* Input *
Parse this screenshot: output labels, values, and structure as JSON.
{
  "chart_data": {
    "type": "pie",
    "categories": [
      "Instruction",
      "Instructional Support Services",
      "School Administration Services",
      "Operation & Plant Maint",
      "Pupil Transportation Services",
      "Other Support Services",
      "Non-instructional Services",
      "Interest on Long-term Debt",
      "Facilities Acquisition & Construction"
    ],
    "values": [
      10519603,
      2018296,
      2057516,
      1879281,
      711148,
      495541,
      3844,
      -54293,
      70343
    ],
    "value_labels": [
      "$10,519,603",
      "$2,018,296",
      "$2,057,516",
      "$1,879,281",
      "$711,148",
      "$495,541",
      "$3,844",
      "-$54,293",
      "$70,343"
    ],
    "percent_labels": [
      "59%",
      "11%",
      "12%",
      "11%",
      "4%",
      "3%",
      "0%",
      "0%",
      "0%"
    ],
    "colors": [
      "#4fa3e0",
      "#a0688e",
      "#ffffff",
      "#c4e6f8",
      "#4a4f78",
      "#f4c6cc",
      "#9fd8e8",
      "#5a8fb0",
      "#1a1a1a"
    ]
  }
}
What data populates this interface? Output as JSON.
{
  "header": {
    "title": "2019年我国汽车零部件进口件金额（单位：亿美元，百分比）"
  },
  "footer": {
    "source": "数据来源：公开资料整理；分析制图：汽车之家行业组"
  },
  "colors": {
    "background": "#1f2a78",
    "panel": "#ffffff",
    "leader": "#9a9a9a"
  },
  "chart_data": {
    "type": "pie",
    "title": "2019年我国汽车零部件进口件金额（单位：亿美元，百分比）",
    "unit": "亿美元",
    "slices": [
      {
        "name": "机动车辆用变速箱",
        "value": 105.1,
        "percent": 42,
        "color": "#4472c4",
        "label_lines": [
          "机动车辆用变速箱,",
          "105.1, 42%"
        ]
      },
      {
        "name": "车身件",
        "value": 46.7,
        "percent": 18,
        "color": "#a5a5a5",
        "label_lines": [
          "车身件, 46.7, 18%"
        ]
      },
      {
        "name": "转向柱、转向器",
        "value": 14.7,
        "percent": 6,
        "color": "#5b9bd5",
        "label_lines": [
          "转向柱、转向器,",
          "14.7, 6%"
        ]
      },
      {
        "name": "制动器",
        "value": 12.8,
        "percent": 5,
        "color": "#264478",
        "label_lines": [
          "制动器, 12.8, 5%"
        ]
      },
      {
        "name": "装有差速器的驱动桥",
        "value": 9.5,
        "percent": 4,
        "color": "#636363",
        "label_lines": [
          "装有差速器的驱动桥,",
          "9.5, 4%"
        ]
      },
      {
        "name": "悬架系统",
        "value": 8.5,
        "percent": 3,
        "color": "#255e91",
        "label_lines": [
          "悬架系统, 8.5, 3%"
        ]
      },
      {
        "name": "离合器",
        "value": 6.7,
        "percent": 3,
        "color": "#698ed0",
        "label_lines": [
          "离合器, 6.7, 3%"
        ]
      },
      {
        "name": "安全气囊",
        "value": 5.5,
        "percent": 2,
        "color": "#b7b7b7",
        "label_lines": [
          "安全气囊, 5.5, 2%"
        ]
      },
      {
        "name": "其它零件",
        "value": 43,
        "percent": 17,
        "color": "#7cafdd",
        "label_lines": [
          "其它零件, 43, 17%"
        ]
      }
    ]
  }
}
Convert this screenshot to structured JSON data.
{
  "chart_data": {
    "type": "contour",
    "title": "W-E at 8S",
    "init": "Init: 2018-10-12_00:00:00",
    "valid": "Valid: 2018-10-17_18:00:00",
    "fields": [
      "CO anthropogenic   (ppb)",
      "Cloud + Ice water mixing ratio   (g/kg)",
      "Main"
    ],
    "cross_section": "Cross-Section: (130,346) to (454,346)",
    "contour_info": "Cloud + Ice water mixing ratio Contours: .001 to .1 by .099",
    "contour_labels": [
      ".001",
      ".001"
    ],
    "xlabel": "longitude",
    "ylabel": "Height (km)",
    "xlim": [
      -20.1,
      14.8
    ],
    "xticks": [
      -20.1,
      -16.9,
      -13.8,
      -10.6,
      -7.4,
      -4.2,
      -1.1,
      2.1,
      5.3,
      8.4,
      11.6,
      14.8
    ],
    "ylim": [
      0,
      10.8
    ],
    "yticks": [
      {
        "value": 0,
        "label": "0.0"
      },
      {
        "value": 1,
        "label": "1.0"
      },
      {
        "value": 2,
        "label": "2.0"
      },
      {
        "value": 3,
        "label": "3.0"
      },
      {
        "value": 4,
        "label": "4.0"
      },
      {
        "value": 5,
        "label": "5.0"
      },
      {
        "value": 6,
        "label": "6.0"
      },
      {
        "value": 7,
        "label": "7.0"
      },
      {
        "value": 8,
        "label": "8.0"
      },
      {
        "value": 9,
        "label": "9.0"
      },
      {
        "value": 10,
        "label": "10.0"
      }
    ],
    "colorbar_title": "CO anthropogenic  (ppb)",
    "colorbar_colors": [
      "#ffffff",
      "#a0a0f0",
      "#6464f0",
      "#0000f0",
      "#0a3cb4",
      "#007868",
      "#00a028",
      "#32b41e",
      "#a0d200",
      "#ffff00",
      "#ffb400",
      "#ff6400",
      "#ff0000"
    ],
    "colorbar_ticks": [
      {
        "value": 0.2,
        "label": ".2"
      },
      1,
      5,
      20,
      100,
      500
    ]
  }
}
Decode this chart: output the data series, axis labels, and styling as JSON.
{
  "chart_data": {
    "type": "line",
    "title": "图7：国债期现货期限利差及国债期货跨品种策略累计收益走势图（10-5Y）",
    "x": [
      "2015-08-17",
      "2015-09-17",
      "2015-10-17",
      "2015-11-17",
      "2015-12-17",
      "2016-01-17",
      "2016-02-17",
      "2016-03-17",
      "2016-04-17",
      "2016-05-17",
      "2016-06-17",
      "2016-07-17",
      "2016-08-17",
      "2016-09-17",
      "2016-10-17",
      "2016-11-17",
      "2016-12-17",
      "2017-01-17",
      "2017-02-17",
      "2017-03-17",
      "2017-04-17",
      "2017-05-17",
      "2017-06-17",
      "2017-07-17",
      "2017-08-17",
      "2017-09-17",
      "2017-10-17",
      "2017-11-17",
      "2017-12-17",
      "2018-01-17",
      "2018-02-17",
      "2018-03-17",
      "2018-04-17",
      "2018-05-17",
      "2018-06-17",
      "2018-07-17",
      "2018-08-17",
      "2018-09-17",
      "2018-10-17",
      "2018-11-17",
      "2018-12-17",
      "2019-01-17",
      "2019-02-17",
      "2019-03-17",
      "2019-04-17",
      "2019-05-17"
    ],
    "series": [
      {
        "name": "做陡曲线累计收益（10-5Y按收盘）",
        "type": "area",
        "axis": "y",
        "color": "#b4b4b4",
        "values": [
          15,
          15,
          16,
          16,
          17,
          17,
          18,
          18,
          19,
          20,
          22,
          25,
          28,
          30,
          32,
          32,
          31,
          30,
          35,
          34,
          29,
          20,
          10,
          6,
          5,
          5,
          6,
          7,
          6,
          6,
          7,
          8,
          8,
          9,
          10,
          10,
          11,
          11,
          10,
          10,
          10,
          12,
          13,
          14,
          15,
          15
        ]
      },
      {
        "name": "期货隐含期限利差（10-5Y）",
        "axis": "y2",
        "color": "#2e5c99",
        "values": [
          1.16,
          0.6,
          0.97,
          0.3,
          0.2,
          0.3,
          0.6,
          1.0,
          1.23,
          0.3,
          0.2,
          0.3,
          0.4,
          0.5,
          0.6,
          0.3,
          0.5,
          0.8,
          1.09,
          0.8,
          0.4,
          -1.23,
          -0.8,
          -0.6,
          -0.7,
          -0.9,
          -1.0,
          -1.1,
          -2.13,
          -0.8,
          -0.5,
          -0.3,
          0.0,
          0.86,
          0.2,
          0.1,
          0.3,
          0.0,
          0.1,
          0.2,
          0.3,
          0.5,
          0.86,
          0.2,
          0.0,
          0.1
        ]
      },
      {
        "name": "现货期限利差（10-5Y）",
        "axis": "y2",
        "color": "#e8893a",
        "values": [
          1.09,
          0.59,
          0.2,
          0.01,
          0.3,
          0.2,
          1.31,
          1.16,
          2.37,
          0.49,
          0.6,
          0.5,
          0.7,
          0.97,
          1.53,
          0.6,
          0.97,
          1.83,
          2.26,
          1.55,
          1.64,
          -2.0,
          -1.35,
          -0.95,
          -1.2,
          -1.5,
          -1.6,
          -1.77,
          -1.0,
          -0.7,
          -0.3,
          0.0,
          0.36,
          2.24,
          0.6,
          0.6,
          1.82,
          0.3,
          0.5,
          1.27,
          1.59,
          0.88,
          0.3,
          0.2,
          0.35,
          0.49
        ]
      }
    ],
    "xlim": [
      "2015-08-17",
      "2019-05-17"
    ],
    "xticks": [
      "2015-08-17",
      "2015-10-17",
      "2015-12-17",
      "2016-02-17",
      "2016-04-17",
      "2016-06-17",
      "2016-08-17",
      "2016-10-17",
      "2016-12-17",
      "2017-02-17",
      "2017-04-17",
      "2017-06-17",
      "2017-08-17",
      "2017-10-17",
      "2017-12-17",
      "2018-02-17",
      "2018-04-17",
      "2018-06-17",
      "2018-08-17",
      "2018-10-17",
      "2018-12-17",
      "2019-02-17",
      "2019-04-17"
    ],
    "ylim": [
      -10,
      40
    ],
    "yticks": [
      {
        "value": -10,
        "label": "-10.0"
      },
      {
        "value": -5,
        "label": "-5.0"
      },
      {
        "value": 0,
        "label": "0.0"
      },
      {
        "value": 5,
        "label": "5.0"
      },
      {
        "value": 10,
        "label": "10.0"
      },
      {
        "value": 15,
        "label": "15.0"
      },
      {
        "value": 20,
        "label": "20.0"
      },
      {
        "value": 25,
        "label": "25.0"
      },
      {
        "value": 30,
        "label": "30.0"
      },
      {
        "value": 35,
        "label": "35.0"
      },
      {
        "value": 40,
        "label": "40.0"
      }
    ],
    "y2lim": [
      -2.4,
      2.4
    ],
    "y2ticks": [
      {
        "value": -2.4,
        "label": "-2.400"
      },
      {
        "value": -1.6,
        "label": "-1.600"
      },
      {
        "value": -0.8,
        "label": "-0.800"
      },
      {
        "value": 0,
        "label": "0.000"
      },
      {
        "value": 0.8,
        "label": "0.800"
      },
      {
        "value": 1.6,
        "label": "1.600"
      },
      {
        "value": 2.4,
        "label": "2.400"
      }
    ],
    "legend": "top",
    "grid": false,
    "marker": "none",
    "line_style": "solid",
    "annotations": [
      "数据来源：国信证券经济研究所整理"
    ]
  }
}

* What to work on *
In the listing, how many lines hold "数据来源"? Answer with a bare number.

* Exercise response *
2